What to produce -
All of the material below is to be retyped exactly.

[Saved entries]
>>>
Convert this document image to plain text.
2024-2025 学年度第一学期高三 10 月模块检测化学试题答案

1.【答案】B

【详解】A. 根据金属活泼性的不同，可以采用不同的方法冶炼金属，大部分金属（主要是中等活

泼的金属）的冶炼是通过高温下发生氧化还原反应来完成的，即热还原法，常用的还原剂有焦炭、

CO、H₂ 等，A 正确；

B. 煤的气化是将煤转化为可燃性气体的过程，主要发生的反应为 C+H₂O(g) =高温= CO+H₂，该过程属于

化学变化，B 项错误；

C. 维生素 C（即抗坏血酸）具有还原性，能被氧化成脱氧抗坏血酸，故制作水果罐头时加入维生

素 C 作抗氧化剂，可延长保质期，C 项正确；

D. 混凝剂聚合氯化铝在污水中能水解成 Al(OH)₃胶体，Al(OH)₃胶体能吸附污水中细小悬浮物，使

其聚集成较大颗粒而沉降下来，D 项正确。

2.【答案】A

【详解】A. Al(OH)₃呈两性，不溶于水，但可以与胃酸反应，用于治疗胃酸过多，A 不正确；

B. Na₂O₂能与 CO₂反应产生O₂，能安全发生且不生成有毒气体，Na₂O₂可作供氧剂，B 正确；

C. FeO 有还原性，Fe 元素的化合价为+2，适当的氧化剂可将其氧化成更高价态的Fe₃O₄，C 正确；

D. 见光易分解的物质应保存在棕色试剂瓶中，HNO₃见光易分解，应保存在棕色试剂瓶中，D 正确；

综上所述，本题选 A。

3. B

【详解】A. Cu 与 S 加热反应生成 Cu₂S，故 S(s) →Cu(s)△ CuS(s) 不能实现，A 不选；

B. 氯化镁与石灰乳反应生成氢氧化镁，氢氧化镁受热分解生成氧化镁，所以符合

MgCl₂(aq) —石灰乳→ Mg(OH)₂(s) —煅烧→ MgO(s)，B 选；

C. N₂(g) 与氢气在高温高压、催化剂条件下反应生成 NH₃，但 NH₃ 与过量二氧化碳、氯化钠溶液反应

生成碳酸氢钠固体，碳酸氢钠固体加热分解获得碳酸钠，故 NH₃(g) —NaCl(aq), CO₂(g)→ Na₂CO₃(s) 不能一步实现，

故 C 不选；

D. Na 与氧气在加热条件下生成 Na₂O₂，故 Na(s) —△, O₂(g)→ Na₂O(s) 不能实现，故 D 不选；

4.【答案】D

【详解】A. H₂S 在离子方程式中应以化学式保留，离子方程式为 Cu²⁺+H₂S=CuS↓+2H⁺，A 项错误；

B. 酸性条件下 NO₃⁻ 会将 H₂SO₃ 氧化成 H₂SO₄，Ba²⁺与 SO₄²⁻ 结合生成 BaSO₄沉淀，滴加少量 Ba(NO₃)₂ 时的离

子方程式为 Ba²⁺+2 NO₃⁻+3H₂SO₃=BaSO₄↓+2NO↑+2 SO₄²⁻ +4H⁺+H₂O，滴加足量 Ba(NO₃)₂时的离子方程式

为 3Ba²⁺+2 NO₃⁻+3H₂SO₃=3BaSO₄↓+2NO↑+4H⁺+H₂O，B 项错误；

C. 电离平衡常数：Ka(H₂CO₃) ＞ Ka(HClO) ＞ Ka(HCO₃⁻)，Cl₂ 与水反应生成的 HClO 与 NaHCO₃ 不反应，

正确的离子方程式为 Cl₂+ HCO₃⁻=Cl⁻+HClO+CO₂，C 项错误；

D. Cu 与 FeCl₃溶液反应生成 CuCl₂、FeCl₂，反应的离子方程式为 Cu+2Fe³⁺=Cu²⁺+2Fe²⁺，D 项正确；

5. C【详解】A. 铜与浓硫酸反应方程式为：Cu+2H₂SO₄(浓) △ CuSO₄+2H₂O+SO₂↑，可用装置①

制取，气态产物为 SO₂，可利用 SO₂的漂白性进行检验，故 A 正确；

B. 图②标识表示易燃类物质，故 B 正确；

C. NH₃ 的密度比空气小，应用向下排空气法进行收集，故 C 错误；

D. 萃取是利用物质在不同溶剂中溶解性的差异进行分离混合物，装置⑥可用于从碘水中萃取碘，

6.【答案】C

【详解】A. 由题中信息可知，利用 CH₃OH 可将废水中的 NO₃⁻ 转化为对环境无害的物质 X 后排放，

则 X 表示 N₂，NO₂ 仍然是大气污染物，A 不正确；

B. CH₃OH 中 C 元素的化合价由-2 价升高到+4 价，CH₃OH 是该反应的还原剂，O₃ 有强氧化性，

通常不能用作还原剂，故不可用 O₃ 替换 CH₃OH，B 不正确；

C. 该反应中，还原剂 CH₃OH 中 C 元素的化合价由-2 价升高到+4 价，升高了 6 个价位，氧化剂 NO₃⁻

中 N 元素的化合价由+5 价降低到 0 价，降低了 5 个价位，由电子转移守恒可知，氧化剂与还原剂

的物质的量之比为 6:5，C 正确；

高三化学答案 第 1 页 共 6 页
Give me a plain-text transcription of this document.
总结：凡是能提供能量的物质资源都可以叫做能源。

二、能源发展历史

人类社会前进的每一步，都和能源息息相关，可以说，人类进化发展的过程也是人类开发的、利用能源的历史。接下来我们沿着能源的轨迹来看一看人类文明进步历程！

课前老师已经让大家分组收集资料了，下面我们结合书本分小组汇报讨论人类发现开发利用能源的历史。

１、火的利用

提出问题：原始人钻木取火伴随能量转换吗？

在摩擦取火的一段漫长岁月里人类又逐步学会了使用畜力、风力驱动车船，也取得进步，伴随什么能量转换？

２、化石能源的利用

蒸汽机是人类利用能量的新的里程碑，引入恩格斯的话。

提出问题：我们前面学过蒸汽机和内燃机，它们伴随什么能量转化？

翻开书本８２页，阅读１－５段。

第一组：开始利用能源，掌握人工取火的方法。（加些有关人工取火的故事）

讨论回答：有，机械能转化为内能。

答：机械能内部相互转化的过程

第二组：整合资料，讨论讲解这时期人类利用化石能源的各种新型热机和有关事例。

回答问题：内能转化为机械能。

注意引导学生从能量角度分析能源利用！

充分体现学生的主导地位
<<<
Worked answer -
Convert this document image to plain text.
2024-2025 学年度第一学期高三 10 月模块检测化学试题答案

1.【答案】B

【详解】A. 根据金属活泼性的不同，可以采用不同的方法冶炼金属，大部分金属（主要是中等活

泼的金属）的冶炼是通过高温下发生氧化还原反应来完成的，即热还原法，常用的还原剂有焦炭、

CO、H₂ 等，A 正确；

B. 煤的气化是将煤转化为可燃性气体的过程，主要发生的反应为 C+H₂O(g) =高温= CO+H₂，该过程属于

化学变化，B 项错误；

C. 维生素 C（即抗坏血酸）具有还原性，能被氧化成脱氧抗坏血酸，故制作水果罐头时加入维生

素 C 作抗氧化剂，可延长保质期，C 项正确；

D. 混凝剂聚合氯化铝在污水中能水解成 Al(OH)₃胶体，Al(OH)₃胶体能吸附污水中细小悬浮物，使

其聚集成较大颗粒而沉降下来，D 项正确。

2.【答案】A

【详解】A. Al(OH)₃呈两性，不溶于水，但可以与胃酸反应，用于治疗胃酸过多，A 不正确；

B. Na₂O₂能与 CO₂反应产生O₂，能安全发生且不生成有毒气体，Na₂O₂可作供氧剂，B 正确；

C. FeO 有还原性，Fe 元素的化合价为+2，适当的氧化剂可将其氧化成更高价态的Fe₃O₄，C 正确；

D. 见光易分解的物质应保存在棕色试剂瓶中，HNO₃见光易分解，应保存在棕色试剂瓶中，D 正确；

综上所述，本题选 A。

3. B

【详解】A. Cu 与 S 加热反应生成 Cu₂S，故 S(s) →Cu(s)△ CuS(s) 不能实现，A 不选；

B. 氯化镁与石灰乳反应生成氢氧化镁，氢氧化镁受热分解生成氧化镁，所以符合

MgCl₂(aq) —石灰乳→ Mg(OH)₂(s) —煅烧→ MgO(s)，B 选；

C. N₂(g) 与氢气在高温高压、催化剂条件下反应生成 NH₃，但 NH₃ 与过量二氧化碳、氯化钠溶液反应

生成碳酸氢钠固体，碳酸氢钠固体加热分解获得碳酸钠，故 NH₃(g) —NaCl(aq), CO₂(g)→ Na₂CO₃(s) 不能一步实现，

故 C 不选；

D. Na 与氧气在加热条件下生成 Na₂O₂，故 Na(s) —△, O₂(g)→ Na₂O(s) 不能实现，故 D 不选；

4.【答案】D

【详解】A. H₂S 在离子方程式中应以化学式保留，离子方程式为 Cu²⁺+H₂S=CuS↓+2H⁺，A 项错误；

B. 酸性条件下 NO₃⁻ 会将 H₂SO₃ 氧化成 H₂SO₄，Ba²⁺与 SO₄²⁻ 结合生成 BaSO₄沉淀，滴加少量 Ba(NO₃)₂ 时的离

子方程式为 Ba²⁺+2 NO₃⁻+3H₂SO₃=BaSO₄↓+2NO↑+2 SO₄²⁻ +4H⁺+H₂O，滴加足量 Ba(NO₃)₂时的离子方程式

为 3Ba²⁺+2 NO₃⁻+3H₂SO₃=3BaSO₄↓+2NO↑+4H⁺+H₂O，B 项错误；

C. 电离平衡常数：Ka(H₂CO₃) ＞ Ka(HClO) ＞ Ka(HCO₃⁻)，Cl₂ 与水反应生成的 HClO 与 NaHCO₃ 不反应，

正确的离子方程式为 Cl₂+ HCO₃⁻=Cl⁻+HClO+CO₂，C 项错误；

D. Cu 与 FeCl₃溶液反应生成 CuCl₂、FeCl₂，反应的离子方程式为 Cu+2Fe³⁺=Cu²⁺+2Fe²⁺，D 项正确；

5. C【详解】A. 铜与浓硫酸反应方程式为：Cu+2H₂SO₄(浓) △ CuSO₄+2H₂O+SO₂↑，可用装置①

制取，气态产物为 SO₂，可利用 SO₂的漂白性进行检验，故 A 正确；

B. 图②标识表示易燃类物质，故 B 正确；

C. NH₃ 的密度比空气小，应用向下排空气法进行收集，故 C 错误；

D. 萃取是利用物质在不同溶剂中溶解性的差异进行分离混合物，装置⑥可用于从碘水中萃取碘，

6.【答案】C

【详解】A. 由题中信息可知，利用 CH₃OH 可将废水中的 NO₃⁻ 转化为对环境无害的物质 X 后排放，

则 X 表示 N₂，NO₂ 仍然是大气污染物，A 不正确；

B. CH₃OH 中 C 元素的化合价由-2 价升高到+4 价，CH₃OH 是该反应的还原剂，O₃ 有强氧化性，

通常不能用作还原剂，故不可用 O₃ 替换 CH₃OH，B 不正确；

C. 该反应中，还原剂 CH₃OH 中 C 元素的化合价由-2 价升高到+4 价，升高了 6 个价位，氧化剂 NO₃⁻

中 N 元素的化合价由+5 价降低到 0 价，降低了 5 个价位，由电子转移守恒可知，氧化剂与还原剂

的物质的量之比为 6:5，C 正确；

高三化学答案 第 1 页 共 6 页
Give me a plain-text transcription of this document.
总结：凡是能提供能量的物质资源都可以叫做能源。

二、能源发展历史

人类社会前进的每一步，都和能源息息相关，可以说，人类进化发展的过程也是人类开发的、利用能源的历史。接下来我们沿着能源的轨迹来看一看人类文明进步历程！

课前老师已经让大家分组收集资料了，下面我们结合书本分小组汇报讨论人类发现开发利用能源的历史。

１、火的利用

提出问题：原始人钻木取火伴随能量转换吗？

在摩擦取火的一段漫长岁月里人类又逐步学会了使用畜力、风力驱动车船，也取得进步，伴随什么能量转换？

２、化石能源的利用

蒸汽机是人类利用能量的新的里程碑，引入恩格斯的话。

提出问题：我们前面学过蒸汽机和内燃机，它们伴随什么能量转化？

翻开书本８２页，阅读１－５段。

第一组：开始利用能源，掌握人工取火的方法。（加些有关人工取火的故事）

讨论回答：有，机械能转化为内能。

答：机械能内部相互转化的过程

第二组：整合资料，讨论讲解这时期人类利用化石能源的各种新型热机和有关事例。

回答问题：内能转化为机械能。

注意引导学生从能量角度分析能源利用！

充分体现学生的主导地位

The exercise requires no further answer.